**GIVEN TASK:**
Repeat the lines of the listing between the line holding "531, 662, 548]" and the line holding "467, 70, 485]", inclusive, exactly as they appear.

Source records
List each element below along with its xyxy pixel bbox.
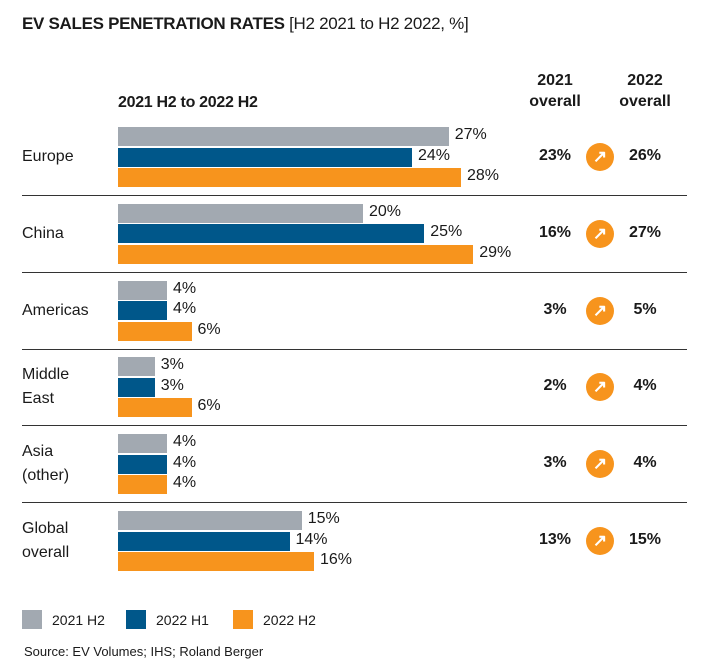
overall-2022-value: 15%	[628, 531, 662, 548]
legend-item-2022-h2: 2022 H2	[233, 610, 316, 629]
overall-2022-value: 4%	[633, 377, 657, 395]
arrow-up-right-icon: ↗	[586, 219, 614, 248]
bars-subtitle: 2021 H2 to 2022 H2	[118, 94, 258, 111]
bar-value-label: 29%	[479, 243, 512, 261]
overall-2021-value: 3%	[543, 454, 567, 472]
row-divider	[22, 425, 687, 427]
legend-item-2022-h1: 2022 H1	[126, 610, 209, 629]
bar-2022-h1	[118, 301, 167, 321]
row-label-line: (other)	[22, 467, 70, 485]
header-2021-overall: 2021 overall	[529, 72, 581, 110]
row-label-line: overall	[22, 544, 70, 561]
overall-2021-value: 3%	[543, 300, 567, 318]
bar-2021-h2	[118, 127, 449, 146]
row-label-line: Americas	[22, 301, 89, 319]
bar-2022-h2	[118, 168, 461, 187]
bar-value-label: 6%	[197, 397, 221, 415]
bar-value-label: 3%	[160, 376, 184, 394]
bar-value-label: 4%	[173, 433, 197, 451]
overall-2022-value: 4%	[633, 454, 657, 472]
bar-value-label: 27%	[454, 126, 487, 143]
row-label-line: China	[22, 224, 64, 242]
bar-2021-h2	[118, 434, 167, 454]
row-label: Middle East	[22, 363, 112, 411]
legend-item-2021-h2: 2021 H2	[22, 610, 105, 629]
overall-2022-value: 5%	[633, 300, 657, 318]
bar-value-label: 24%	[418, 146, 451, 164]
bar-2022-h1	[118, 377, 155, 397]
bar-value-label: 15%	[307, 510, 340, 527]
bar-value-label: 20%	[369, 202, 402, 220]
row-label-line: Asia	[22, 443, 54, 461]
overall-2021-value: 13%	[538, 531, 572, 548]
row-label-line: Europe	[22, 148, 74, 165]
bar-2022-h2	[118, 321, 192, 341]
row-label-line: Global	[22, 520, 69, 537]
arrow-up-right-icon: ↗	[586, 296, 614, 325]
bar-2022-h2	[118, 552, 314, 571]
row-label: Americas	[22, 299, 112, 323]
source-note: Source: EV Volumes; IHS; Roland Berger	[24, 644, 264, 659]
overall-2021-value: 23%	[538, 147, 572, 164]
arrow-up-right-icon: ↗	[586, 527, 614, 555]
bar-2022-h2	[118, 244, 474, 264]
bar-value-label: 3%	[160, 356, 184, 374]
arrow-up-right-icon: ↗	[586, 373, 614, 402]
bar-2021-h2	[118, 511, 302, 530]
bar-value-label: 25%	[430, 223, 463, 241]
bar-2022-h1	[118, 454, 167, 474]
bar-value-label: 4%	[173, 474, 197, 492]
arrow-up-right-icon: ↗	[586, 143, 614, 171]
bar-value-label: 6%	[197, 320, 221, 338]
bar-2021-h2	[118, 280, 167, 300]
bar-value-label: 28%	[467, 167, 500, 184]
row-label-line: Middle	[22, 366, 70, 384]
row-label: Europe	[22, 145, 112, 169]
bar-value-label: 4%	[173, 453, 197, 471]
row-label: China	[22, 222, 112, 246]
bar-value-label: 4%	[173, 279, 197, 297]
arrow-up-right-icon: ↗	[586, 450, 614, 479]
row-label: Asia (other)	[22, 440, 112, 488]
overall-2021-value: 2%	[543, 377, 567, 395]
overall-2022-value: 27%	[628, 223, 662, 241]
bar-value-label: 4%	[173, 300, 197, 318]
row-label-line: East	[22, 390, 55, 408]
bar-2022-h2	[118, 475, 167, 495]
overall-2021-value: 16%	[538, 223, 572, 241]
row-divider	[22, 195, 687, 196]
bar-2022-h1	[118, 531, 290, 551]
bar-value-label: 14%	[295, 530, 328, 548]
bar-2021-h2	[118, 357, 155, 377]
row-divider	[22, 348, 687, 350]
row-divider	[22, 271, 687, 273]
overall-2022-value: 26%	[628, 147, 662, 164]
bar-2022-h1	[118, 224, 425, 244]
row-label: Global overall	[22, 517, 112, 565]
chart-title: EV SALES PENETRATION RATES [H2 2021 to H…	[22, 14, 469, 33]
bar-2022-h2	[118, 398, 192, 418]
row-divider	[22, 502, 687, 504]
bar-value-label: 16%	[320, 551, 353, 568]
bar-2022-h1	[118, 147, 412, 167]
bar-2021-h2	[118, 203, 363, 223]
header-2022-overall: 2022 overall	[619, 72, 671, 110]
* * *
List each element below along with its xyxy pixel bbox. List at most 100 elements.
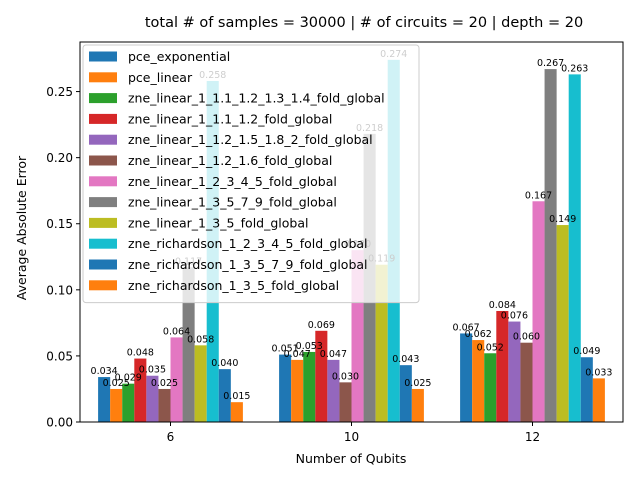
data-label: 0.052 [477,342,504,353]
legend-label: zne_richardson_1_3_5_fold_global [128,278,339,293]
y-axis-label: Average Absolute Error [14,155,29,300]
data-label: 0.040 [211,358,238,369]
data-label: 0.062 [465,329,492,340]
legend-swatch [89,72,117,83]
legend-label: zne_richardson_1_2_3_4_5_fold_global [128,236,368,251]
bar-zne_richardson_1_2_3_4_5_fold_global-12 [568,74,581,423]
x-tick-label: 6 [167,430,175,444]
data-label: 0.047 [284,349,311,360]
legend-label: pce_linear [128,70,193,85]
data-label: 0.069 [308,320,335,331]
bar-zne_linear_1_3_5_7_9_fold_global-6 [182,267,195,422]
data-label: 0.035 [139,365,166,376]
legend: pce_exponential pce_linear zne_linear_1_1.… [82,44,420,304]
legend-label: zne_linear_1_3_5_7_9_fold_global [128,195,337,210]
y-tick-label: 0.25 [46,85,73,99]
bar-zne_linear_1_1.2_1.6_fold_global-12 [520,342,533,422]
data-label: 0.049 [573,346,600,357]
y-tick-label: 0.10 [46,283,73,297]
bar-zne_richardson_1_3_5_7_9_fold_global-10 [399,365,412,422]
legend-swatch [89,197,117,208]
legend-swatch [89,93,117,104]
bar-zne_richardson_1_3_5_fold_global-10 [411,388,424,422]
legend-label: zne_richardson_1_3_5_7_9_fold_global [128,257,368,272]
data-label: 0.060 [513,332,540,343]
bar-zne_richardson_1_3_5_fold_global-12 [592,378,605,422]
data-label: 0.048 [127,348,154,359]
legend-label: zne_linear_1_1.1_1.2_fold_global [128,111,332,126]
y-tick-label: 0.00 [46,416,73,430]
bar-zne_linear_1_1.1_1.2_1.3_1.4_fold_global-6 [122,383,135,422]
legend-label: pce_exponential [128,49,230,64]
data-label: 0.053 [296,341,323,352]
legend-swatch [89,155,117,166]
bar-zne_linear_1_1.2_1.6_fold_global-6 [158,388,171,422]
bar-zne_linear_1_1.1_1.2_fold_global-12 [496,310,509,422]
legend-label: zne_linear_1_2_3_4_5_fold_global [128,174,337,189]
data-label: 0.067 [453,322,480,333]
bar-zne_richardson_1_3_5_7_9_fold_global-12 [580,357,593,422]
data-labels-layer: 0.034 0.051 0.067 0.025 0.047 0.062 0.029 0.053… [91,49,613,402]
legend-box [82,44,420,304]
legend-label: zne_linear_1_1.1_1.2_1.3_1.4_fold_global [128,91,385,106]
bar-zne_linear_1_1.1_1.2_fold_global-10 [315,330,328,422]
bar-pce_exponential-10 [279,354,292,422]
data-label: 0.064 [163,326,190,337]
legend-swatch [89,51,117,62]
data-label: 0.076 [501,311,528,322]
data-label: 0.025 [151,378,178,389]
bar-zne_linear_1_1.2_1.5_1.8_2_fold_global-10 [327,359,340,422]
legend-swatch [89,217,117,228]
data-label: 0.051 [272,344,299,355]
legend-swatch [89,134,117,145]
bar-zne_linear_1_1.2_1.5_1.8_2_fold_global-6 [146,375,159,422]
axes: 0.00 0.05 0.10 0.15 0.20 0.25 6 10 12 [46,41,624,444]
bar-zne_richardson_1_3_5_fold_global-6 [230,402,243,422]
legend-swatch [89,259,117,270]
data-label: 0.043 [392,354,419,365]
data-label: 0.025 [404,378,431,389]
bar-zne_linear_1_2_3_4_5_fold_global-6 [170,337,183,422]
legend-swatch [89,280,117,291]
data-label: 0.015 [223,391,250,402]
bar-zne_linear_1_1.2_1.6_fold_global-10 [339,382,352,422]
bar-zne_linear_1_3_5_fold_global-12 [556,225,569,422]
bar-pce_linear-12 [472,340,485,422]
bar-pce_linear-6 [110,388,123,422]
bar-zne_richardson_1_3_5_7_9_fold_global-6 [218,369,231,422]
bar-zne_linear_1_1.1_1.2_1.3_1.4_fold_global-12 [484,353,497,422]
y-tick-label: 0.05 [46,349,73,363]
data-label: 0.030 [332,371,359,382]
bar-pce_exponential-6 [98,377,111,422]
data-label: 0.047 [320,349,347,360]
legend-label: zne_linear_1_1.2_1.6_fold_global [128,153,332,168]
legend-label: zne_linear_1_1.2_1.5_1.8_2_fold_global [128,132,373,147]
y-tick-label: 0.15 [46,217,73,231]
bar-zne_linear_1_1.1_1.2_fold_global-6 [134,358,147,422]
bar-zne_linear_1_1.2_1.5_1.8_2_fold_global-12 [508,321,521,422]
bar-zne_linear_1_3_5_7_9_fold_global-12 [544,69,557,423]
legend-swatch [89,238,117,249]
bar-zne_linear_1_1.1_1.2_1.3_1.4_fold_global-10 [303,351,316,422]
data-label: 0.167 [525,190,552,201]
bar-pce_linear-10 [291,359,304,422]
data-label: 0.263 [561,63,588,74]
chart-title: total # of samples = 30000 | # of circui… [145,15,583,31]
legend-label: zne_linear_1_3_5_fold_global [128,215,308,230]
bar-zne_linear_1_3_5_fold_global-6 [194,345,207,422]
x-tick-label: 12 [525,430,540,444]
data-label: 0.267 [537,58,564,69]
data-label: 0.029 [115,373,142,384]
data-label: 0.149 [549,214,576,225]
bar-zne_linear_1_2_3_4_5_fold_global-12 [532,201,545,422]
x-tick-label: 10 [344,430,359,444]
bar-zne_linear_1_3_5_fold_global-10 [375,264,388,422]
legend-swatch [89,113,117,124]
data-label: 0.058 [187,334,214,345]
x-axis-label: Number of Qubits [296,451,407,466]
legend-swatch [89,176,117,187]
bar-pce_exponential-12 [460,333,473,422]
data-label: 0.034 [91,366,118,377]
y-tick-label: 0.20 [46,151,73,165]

**COMPLETED EXERCISE:**
overall-2022-value: 15%	[628, 531, 662, 548]
legend-item-2022-h2: 2022 H2	[233, 610, 316, 629]
overall-2022-value: 4%	[633, 377, 657, 395]
arrow-up-right-icon: ↗	[586, 219, 614, 248]
bars-subtitle: 2021 H2 to 2022 H2	[118, 94, 258, 111]
bar-value-label: 29%	[479, 243, 512, 261]
overall-2021-value: 3%	[543, 454, 567, 472]
row-divider	[22, 425, 687, 427]
legend-item-2022-h1: 2022 H1	[126, 610, 209, 629]
bar-2022-h1	[118, 301, 167, 321]
row-label-line: (other)	[22, 467, 70, 485]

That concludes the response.